• _Work instructions_:
Swap "item-cell" for "table-cell" and write out again only the lines starting with the line with "- requirement-value: 3: [712, 898, 734, 934]" and going on through the line with "- item-subtitle: (建物の丈夫さ): [112, 474, 168, 484]", with nothing else changed.

(Element region listings)

————

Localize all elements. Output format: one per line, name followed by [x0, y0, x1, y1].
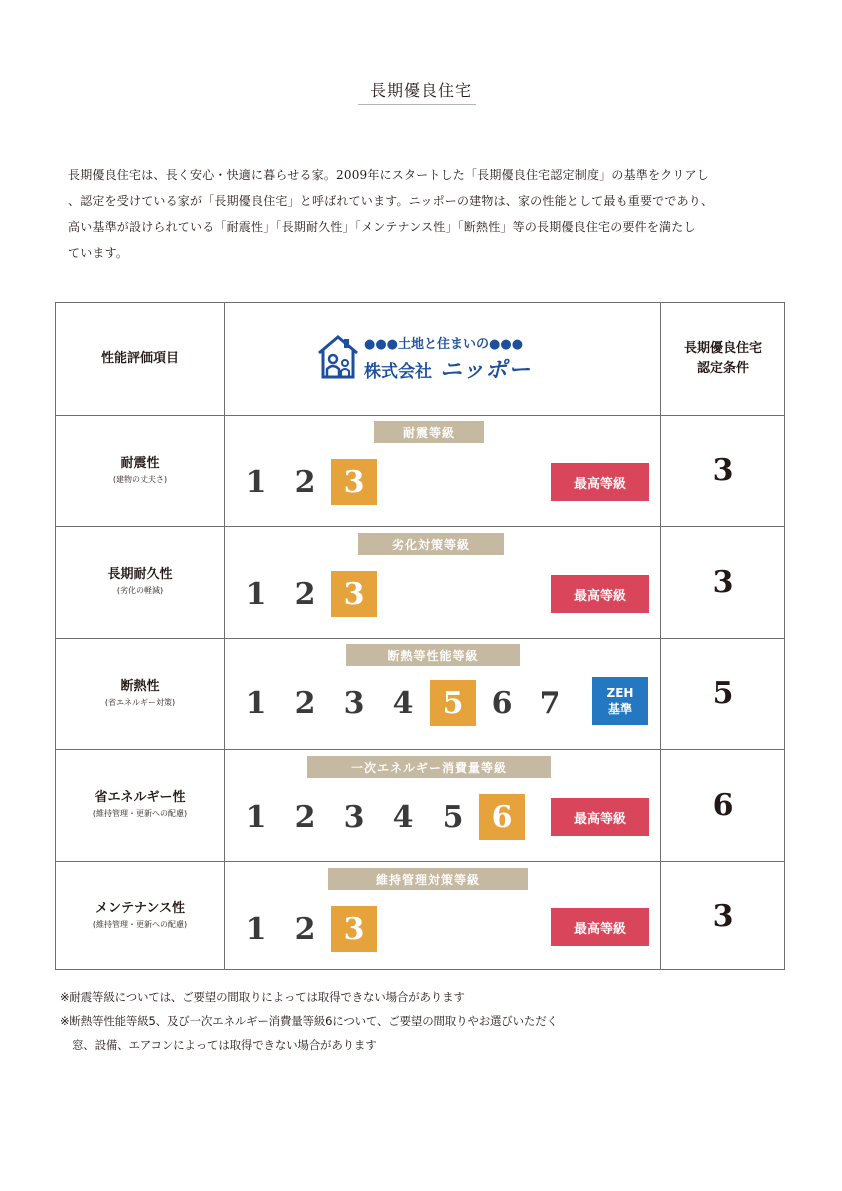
- requirement-value: 3: [712, 898, 734, 934]
- grade-label: 維持管理対策等級: [328, 868, 528, 890]
- requirement-value: 3: [712, 564, 734, 600]
- performance-table: [55, 302, 785, 970]
- item-cell: [56, 749, 224, 861]
- grade-number: 1: [245, 576, 267, 612]
- grade-number: 5: [442, 799, 464, 835]
- grade-number-highlight: 3: [331, 459, 377, 505]
- logo-company-name: ニッポー: [440, 358, 532, 383]
- item-cell: [56, 526, 224, 638]
- item-subtitle: (建物の丈夫さ): [112, 474, 168, 484]
- item-name: 長期耐久性: [107, 567, 173, 582]
- item-cell: [56, 415, 224, 526]
- top-grade-badge: 最高等級: [551, 463, 649, 501]
- item-cell: [56, 861, 224, 971]
- grade-number: 4: [392, 685, 414, 721]
- logo-tagline: ●●●土地と住まいの●●●: [364, 337, 524, 352]
- item-name: 省エネルギー性: [94, 790, 186, 805]
- header-requirement-line: 認定条件: [696, 361, 749, 376]
- item-name: メンテナンス性: [95, 901, 185, 916]
- top-grade-badge: 最高等級: [551, 575, 649, 613]
- item-subtitle: (維持管理・更新への配慮): [92, 920, 188, 929]
- title-underline: [358, 104, 476, 105]
- grade-label: 劣化対策等級: [358, 533, 504, 555]
- header-requirement: [660, 303, 786, 415]
- house-logo-icon: [316, 333, 360, 379]
- grade-number: 2: [294, 576, 316, 612]
- grade-label: 断熱等性能等級: [346, 644, 520, 666]
- intro-line: 、認定を受けている家が「長期優良住宅」と呼ばれています。ニッポーの建物は、家の性能として最も重要でであり、: [68, 194, 714, 208]
- top-grade-badge: 最高等級: [551, 798, 649, 836]
- grade-number-highlight: 3: [331, 571, 377, 617]
- grade-number: 2: [294, 911, 316, 947]
- item-subtitle: (劣化の軽減): [116, 586, 164, 595]
- item-subtitle: (維持管理・更新への配慮): [92, 809, 188, 818]
- grade-number: 2: [294, 685, 316, 721]
- grade-number: 3: [343, 685, 365, 721]
- grade-number: 4: [392, 799, 414, 835]
- grade-number: 1: [245, 464, 267, 500]
- company-logo: [224, 303, 660, 415]
- item-name: 耐震性: [120, 455, 160, 471]
- item-name: 断熱性: [120, 678, 160, 694]
- grade-number: 1: [245, 911, 267, 947]
- footnote: ※断熱等性能等級5、及び一次エネルギー消費量等級6について、ご要望の間取りやお選びいただく: [60, 1014, 558, 1028]
- item-subtitle: (省エネルギー対策): [104, 697, 176, 707]
- intro-paragraph: [68, 162, 780, 266]
- grade-number: 2: [294, 464, 316, 500]
- intro-line: ています。: [68, 246, 129, 260]
- footnote: 窓、設備、エアコンによっては取得できない場合があります: [72, 1038, 377, 1052]
- footnotes: [60, 985, 800, 1057]
- requirement-value: 5: [712, 676, 734, 711]
- header-item: 性能評価項目: [100, 351, 179, 366]
- intro-line: 高い基準が設けられている「耐震性」「長期耐久性」「メンテナンス性」「断熱性」等の長期優良住宅の要件を満たし: [68, 220, 696, 234]
- zeh-badge: [592, 677, 648, 725]
- grade-number: 7: [539, 685, 561, 721]
- grade-number: 3: [343, 799, 365, 835]
- intro-line: 長期優良住宅は、長く安心・快適に暮らせる家。2009年にスタートした「長期優良住宅認定制度」の基準をクリアし: [68, 168, 709, 182]
- grade-number-highlight: 6: [479, 794, 525, 840]
- grade-label: 耐震等級: [374, 421, 484, 443]
- grade-number: 1: [245, 799, 267, 835]
- grade-number-highlight: 5: [430, 680, 476, 726]
- requirement-value: 6: [712, 787, 734, 823]
- grade-number: 6: [491, 685, 513, 721]
- requirement-value: 3: [712, 453, 734, 488]
- grade-number: 2: [294, 799, 316, 835]
- top-grade-badge: 最高等級: [551, 908, 649, 946]
- logo-company-prefix: 株式会社: [364, 362, 432, 382]
- grade-label: 一次エネルギー消費量等級: [307, 756, 551, 778]
- grade-number: 1: [245, 685, 267, 721]
- grade-number-highlight: 3: [331, 906, 377, 952]
- zeh-badge-line: 基準: [607, 702, 632, 716]
- header-requirement-line: 長期優良住宅: [683, 341, 762, 356]
- zeh-badge-line: ZEH: [606, 686, 634, 700]
- logo-company: [364, 353, 531, 384]
- footnote: ※耐震等級については、ご要望の間取りによっては取得できない場合があります: [60, 990, 465, 1004]
- item-cell: [56, 638, 224, 749]
- page-title: 長期優良住宅: [369, 81, 472, 100]
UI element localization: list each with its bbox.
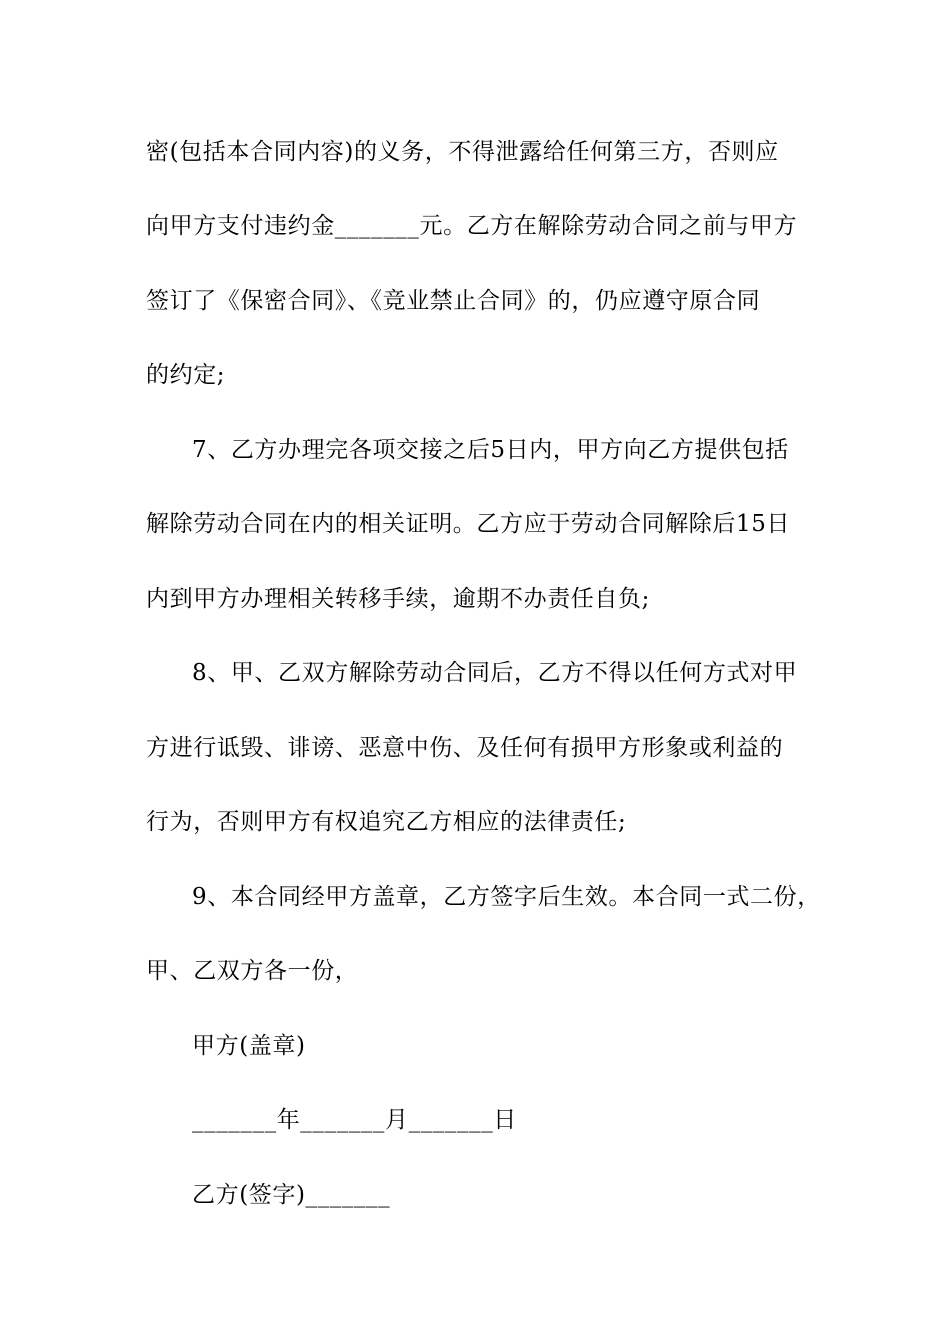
paragraph-line: 内到甲方办理相关转移手续，逾期不办责任自负;	[146, 586, 650, 612]
clause-8-line: 8、甲、乙双方解除劳动合同后，乙方不得以任何方式对甲	[192, 660, 798, 686]
paragraph-line: 的约定;	[146, 362, 226, 388]
party-b-signature-label: 乙方(签字)_______	[192, 1182, 391, 1208]
party-a-seal-label: 甲方(盖章)	[192, 1033, 306, 1059]
paragraph-line: 密(包括本合同内容)的义务，不得泄露给任何第三方，否则应	[146, 139, 779, 165]
paragraph-line: 行为，否则甲方有权追究乙方相应的法律责任;	[146, 809, 627, 835]
paragraph-line: 向甲方支付违约金_______元。乙方在解除劳动合同之前与甲方	[146, 213, 798, 239]
paragraph-line: 甲、乙双方各一份，	[146, 958, 359, 984]
clause-9-line: 9、本合同经甲方盖章，乙方签字后生效。本合同一式二份，	[192, 884, 821, 910]
paragraph-line: 方进行诋毁、诽谤、恶意中伤、及任何有损甲方形象或利益的	[146, 735, 784, 761]
clause-7-line: 7、乙方办理完各项交接之后5日内，甲方向乙方提供包括	[192, 437, 789, 463]
paragraph-line: 签订了《保密合同》、《竞业禁止合同》的，仍应遵守原合同	[146, 288, 761, 314]
date-line: _______年_______月_______日	[192, 1107, 517, 1133]
paragraph-line: 解除劳动合同在内的相关证明。乙方应于劳动合同解除后15日	[146, 511, 791, 537]
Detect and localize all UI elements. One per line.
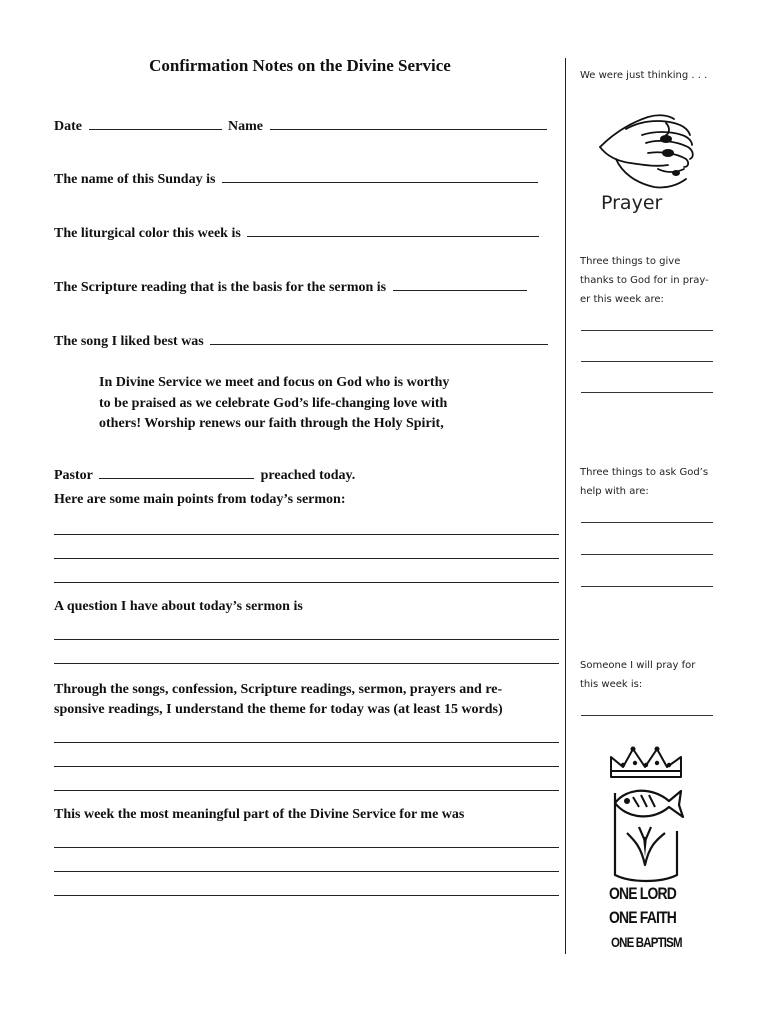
answer-line[interactable] (54, 847, 559, 848)
pray-for-line: this week is: (580, 679, 643, 690)
sidebar-divider (565, 58, 566, 954)
pastor-row (54, 464, 355, 484)
date-label: Date (54, 119, 82, 134)
answer-line[interactable] (54, 895, 559, 896)
answer-line[interactable] (54, 663, 559, 664)
help-prompt (580, 463, 708, 501)
liturgical-color-row (54, 222, 542, 242)
sunday-name-field[interactable] (222, 168, 538, 183)
answer-line[interactable] (54, 766, 559, 767)
answer-line[interactable] (54, 582, 559, 583)
thanks-line: thanks to God for in pray- (580, 275, 709, 286)
thanks-answer-line[interactable] (581, 361, 713, 362)
intro-paragraph (99, 373, 499, 435)
sidebar-heading: We were just thinking . . . (580, 70, 708, 81)
intro-line: others! Worship renews our faith through the Holy Spirit, (99, 416, 444, 431)
answer-line[interactable] (54, 871, 559, 872)
intro-line: to be praised as we celebrate God’s life-changing love with (99, 395, 448, 411)
help-answer-line[interactable] (581, 554, 713, 555)
thanks-answer-line[interactable] (581, 392, 713, 393)
liturgical-color-label: The liturgical color this week is (54, 226, 241, 241)
scripture-row (54, 276, 530, 296)
answer-line[interactable] (54, 534, 559, 535)
name-label: Name (228, 119, 263, 134)
thanks-line: Three things to give (580, 256, 681, 267)
logo-line-faith: ONE FAITH (609, 908, 676, 927)
liturgical-color-field[interactable] (247, 222, 539, 237)
help-line: help with are: (580, 486, 649, 497)
scripture-label: The Scripture reading that is the basis for the sermon is (54, 280, 387, 295)
song-field[interactable] (210, 330, 548, 345)
theme-prompt (54, 680, 503, 720)
question-label: A question I have about today’s sermon is (54, 599, 303, 614)
song-row (54, 330, 551, 350)
pastor-field[interactable] (99, 464, 254, 479)
thanks-answer-line[interactable] (581, 330, 713, 331)
theme-line: Through the songs, confession, Scripture readings, sermon, prayers and re- (54, 682, 503, 697)
help-answer-line[interactable] (581, 522, 713, 523)
date-name-row (54, 115, 550, 135)
sunday-name-row (54, 168, 541, 188)
answer-line[interactable] (54, 790, 559, 791)
preached-label: preached today. (260, 468, 356, 483)
name-field[interactable] (270, 115, 547, 130)
sunday-name-label: The name of this Sunday is (54, 172, 216, 187)
song-label: The song I liked best was (54, 334, 204, 349)
thanks-prompt (580, 252, 709, 309)
church-emblem-icon (605, 745, 687, 885)
logo-line-baptism: ONE BAPTISM (611, 934, 682, 950)
date-field[interactable] (89, 115, 222, 130)
prayer-label: Prayer (601, 192, 663, 214)
answer-line[interactable] (54, 558, 559, 559)
scripture-field[interactable] (393, 276, 527, 291)
help-line: Three things to ask God’s (580, 467, 709, 478)
pray-for-prompt (580, 656, 695, 694)
sermon-points-label: Here are some main points from today’s sermon: (54, 492, 346, 507)
pray-for-line: Someone I will pray for (580, 660, 696, 671)
page-title: Confirmation Notes on the Divine Service (149, 56, 451, 75)
meaningful-label: This week the most meaningful part of the Divine Service for me was (54, 807, 465, 822)
logo-line-lord: ONE LORD (609, 884, 677, 903)
help-answer-line[interactable] (581, 586, 713, 587)
answer-line[interactable] (54, 639, 559, 640)
praying-hands-icon (596, 103, 700, 195)
thanks-line: er this week are: (580, 294, 664, 305)
answer-line[interactable] (54, 742, 559, 743)
pray-for-answer-line[interactable] (581, 715, 713, 716)
theme-line: sponsive readings, I understand the theme for today was (at least 15 words) (54, 702, 503, 717)
pastor-label: Pastor (54, 468, 93, 483)
intro-line: In Divine Service we meet and focus on God who is worthy (99, 375, 450, 390)
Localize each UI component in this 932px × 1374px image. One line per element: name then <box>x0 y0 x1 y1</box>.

————

• _Response_:
- requirement-value: 3: [712, 898, 734, 934]
- grade-label: 維持管理対策等級: [328, 868, 528, 890]
- requirement-value: 3: [712, 564, 734, 600]
- performance-table: [55, 302, 785, 970]
- table-cell: [56, 749, 224, 861]
- grade-number: 1: [245, 576, 267, 612]
- grade-number: 5: [442, 799, 464, 835]
- grade-number-highlight: 3: [331, 459, 377, 505]
- logo-company-name: ニッポー: [440, 358, 532, 383]
- table-cell: [56, 526, 224, 638]
- item-subtitle: (建物の丈夫さ): [112, 474, 168, 484]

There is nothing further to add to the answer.